Task inputs:
--- Begin ---
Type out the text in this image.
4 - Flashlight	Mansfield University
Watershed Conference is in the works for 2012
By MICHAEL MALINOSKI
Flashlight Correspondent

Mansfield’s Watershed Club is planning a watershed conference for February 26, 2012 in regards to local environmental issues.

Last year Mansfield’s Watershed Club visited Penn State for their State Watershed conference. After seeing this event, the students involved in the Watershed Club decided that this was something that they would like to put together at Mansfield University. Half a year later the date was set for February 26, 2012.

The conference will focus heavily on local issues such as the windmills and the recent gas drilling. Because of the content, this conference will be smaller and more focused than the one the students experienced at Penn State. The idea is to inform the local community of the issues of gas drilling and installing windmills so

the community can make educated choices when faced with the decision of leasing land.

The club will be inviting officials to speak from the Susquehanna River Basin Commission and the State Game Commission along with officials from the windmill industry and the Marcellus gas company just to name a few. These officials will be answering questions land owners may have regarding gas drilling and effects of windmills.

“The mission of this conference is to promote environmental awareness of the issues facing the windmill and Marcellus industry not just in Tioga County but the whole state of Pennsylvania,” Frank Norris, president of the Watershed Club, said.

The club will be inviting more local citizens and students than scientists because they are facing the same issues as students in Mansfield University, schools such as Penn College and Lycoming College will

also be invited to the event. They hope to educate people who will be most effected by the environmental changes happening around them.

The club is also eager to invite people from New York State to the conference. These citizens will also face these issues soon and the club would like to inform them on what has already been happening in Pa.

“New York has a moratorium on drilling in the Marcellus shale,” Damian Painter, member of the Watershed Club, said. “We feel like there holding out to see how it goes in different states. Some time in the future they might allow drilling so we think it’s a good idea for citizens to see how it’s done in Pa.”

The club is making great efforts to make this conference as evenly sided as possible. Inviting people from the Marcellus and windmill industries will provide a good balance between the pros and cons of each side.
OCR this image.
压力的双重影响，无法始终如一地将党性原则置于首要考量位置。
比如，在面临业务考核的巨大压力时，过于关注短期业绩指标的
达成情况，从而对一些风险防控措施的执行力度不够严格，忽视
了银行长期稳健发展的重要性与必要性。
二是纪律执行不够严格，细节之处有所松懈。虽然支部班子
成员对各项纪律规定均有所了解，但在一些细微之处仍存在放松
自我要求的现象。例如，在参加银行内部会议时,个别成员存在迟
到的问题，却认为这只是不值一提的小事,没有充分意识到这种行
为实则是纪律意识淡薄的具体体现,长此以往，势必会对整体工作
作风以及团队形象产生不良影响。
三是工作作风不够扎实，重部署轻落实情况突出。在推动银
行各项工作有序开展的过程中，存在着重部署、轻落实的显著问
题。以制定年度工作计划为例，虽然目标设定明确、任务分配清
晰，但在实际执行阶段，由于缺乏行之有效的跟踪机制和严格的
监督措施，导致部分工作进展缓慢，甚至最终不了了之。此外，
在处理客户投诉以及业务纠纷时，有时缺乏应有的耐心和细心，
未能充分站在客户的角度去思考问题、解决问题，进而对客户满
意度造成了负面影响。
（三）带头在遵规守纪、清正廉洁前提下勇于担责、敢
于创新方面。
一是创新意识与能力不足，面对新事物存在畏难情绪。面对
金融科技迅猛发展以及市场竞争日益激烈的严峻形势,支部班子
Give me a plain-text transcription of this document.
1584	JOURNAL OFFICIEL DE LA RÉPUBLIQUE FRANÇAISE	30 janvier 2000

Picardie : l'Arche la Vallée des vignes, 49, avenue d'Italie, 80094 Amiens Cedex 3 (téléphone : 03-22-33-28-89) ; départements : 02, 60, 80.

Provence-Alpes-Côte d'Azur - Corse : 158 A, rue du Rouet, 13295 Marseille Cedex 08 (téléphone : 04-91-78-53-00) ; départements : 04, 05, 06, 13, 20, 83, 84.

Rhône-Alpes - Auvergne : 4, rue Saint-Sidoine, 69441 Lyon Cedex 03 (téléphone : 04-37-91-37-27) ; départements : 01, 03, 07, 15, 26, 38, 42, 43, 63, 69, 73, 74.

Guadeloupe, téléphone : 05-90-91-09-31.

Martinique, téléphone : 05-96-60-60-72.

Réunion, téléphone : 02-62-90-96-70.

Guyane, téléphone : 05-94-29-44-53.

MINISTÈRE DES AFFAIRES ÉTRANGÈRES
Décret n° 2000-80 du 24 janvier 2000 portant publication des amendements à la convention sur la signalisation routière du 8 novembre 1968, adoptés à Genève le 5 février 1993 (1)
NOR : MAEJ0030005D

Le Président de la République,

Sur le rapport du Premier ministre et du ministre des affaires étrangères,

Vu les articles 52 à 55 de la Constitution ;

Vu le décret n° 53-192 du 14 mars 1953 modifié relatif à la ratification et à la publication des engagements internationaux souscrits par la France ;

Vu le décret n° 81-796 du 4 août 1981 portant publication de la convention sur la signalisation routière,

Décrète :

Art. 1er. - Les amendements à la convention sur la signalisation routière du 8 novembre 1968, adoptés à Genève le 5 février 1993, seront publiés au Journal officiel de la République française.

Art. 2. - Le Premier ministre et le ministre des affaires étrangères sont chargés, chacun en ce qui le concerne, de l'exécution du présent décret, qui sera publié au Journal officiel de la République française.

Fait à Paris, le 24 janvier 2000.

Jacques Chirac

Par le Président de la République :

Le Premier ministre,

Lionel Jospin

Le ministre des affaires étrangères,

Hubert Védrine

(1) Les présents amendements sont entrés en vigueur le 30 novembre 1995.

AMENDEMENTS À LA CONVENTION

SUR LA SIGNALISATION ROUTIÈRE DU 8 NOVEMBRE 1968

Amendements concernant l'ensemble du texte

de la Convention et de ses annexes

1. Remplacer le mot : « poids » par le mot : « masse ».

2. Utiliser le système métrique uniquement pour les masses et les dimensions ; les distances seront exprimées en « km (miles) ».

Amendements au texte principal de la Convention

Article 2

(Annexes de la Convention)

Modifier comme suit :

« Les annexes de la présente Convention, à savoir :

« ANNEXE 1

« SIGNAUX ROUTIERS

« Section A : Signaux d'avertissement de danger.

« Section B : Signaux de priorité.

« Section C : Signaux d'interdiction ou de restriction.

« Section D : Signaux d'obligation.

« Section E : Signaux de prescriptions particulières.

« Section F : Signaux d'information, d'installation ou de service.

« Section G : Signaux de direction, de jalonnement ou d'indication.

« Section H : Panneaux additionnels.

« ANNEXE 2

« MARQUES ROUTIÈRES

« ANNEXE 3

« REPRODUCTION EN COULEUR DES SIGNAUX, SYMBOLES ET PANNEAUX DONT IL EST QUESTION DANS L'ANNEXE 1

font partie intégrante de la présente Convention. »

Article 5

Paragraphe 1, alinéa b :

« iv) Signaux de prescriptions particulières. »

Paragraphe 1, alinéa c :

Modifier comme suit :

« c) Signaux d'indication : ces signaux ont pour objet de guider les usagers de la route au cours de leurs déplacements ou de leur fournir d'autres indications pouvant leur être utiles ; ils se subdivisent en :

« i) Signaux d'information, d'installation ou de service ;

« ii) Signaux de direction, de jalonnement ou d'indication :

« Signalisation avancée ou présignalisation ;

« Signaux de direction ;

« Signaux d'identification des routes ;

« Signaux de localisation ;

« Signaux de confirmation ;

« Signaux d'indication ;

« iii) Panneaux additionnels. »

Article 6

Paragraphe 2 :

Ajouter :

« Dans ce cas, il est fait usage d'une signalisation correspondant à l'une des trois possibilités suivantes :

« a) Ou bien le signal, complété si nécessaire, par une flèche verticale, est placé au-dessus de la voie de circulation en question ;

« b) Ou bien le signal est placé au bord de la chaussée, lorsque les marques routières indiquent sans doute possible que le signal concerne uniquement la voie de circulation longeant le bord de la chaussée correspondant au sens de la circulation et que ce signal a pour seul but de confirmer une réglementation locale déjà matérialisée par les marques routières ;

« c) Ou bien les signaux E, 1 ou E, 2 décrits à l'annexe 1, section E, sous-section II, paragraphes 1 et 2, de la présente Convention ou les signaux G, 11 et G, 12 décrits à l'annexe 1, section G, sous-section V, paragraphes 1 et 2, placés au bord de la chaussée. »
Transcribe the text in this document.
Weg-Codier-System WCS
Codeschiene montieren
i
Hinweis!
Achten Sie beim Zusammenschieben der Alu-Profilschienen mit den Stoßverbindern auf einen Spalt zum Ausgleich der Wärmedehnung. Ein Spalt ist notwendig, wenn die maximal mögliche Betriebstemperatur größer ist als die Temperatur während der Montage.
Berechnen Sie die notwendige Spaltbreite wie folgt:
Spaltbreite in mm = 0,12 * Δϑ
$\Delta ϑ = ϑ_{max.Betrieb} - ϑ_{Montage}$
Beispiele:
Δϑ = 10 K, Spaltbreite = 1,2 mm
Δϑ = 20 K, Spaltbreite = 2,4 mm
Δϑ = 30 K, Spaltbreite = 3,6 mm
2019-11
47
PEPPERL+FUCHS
--- End ---
What is asked: Count how many lines of the material hold the string "alinéa". Give the number and nothing more.

Exercise answer: 2